Convert every line of the items below into a JSON array of strings, one string per line, omitting blank lines.

Annotated element listings
+-------+

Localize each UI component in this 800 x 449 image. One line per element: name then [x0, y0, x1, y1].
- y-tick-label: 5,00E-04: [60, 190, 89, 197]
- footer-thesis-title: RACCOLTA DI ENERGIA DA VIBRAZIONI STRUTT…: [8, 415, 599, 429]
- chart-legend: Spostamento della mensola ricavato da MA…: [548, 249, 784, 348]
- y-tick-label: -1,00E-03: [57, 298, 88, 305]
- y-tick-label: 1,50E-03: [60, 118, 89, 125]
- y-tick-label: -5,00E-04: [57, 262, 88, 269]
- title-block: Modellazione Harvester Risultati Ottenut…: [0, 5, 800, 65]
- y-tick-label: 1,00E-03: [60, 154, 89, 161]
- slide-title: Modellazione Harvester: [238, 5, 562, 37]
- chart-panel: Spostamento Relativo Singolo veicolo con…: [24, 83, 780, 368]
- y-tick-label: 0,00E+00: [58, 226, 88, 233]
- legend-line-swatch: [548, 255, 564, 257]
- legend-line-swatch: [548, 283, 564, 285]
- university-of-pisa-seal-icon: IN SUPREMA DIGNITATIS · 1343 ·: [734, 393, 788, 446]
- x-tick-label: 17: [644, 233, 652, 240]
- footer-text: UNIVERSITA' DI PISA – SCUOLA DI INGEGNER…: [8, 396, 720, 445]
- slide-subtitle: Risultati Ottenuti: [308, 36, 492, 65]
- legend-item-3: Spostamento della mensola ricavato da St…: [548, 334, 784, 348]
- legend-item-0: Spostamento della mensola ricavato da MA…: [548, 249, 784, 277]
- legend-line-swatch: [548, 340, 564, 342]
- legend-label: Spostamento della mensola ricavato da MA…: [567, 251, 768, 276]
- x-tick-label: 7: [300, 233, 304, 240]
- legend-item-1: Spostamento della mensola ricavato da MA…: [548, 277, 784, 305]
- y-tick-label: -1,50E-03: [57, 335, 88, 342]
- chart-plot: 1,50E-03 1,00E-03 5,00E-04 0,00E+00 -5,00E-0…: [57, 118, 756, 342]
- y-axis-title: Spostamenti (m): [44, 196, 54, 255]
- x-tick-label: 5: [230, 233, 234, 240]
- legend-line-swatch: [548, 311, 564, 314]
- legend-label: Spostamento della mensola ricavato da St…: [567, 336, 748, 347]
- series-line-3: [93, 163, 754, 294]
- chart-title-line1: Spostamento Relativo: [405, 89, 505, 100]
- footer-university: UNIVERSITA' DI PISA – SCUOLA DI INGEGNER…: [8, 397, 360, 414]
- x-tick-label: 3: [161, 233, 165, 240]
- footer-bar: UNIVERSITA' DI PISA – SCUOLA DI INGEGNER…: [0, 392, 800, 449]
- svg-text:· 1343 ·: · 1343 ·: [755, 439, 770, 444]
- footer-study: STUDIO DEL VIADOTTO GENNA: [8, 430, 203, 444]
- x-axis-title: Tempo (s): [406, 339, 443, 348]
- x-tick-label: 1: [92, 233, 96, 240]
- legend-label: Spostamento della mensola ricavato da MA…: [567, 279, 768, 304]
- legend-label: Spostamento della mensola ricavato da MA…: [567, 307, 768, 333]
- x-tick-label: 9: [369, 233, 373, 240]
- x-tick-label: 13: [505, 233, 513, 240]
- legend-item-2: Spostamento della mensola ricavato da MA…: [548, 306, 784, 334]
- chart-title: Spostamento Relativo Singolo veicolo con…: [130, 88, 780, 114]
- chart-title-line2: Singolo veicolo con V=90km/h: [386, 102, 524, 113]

+-------+

Written response
[
  "Localize each UI component in this 800 x 449 image. One line per element: name then [x0, y0, x1, y1].",
  "- y-tick-label: 5,00E-04: [60, 190, 89, 197]",
  "- footer-thesis-title: RACCOLTA DI ENERGIA DA VIBRAZIONI STRUTT…: [8, 415, 599, 429]",
  "- chart-legend: Spostamento della mensola ricavato da MA…: [548, 249, 784, 348]",
  "- y-tick-label: -1,00E-03: [57, 298, 88, 305]",
  "- y-tick-label: 1,50E-03: [60, 118, 89, 125]",
  "- y-tick-label: -5,00E-04: [57, 262, 88, 269]",
  "- title-block: Modellazione Harvester Risultati Ottenut…: [0, 5, 800, 65]",
  "- y-tick-label: 1,00E-03: [60, 154, 89, 161]",
  "- slide-title: Modellazione Harvester: [238, 5, 562, 37]",
  "- chart-panel: Spostamento Relativo Singolo veicolo con…: [24, 83, 780, 368]",
  "- y-tick-label: 0,00E+00: [58, 226, 88, 233]",
  "- legend-line-swatch: [548, 255, 564, 257]",
  "- legend-line-swatch: [548, 283, 564, 285]",
  "- university-of-pisa-seal-icon: IN SUPREMA DIGNITATIS · 1343 ·: [734, 393, 788, 446]",
  "- x-tick-label: 17: [644, 233, 652, 240]",
  "- footer-text: UNIVERSITA' DI PISA – SCUOLA DI INGEGNER…: [8, 396, 720, 445]",
  "- slide-subtitle: Risultati Ottenuti: [308, 36, 492, 65]",
  "- legend-item-3: Spostamento della mensola ricavato da St…: [548, 334, 784, 348]",
  "- legend-item-0: Spostamento della mensola ricavato da MA…: [548, 249, 784, 277]",
  "- legend-line-swatch: [548, 340, 564, 342]",
  "- legend-label: Spostamento della mensola ricavato da MA…: [567, 251, 768, 276]",
  "- x-tick-label: 7: [300, 233, 304, 240]",
  "- legend-item-1: Spostamento della mensola ricavato da MA…: [548, 277, 784, 305]",
  "- y-tick-label: -1,50E-03: [57, 335, 88, 342]",
  "- chart-plot: 1,50E-03 1,00E-03 5,00E-04 0,00E+00 -5,00E-0…: [57, 118, 756, 342]",
  "- y-axis-title: Spostamenti (m): [44, 196, 54, 255]",
  "- x-tick-label: 5: [230, 233, 234, 240]",
  "- legend-line-swatch: [548, 311, 564, 314]",
  "- legend-label: Spostamento della mensola ricavato da St…: [567, 336, 748, 347]",
  "- series-line-3: [93, 163, 754, 294]",
  "- chart-title-line1: Spostamento Relativo: [405, 89, 505, 100]",
  "- footer-university: UNIVERSITA' DI PISA – SCUOLA DI INGEGNER…: [8, 397, 360, 414]",
  "- x-tick-label: 3: [161, 233, 165, 240]",
  "- footer-bar: UNIVERSITA' DI PISA – SCUOLA DI INGEGNER…: [0, 392, 800, 449]",
  "- svg-text:· 1343 ·: · 1343 ·: [755, 439, 770, 444]",
  "- footer-study: STUDIO DEL VIADOTTO GENNA: [8, 430, 203, 444]",
  "- x-axis-title: Tempo (s): [406, 339, 443, 348]",
  "- x-tick-label: 1: [92, 233, 96, 240]",
  "- legend-label: Spostamento della mensola ricavato da MA…: [567, 279, 768, 304]",
  "- legend-label: Spostamento della mensola ricavato da MA…: [567, 307, 768, 333]",
  "- x-tick-label: 9: [369, 233, 373, 240]",
  "- x-tick-label: 13: [505, 233, 513, 240]",
  "- legend-item-2: Spostamento della mensola ricavato da MA…: [548, 306, 784, 334]",
  "- chart-title: Spostamento Relativo Singolo veicolo con…: [130, 88, 780, 114]",
  "- chart-title-line2: Singolo veicolo con V=90km/h: [386, 102, 524, 113]"
]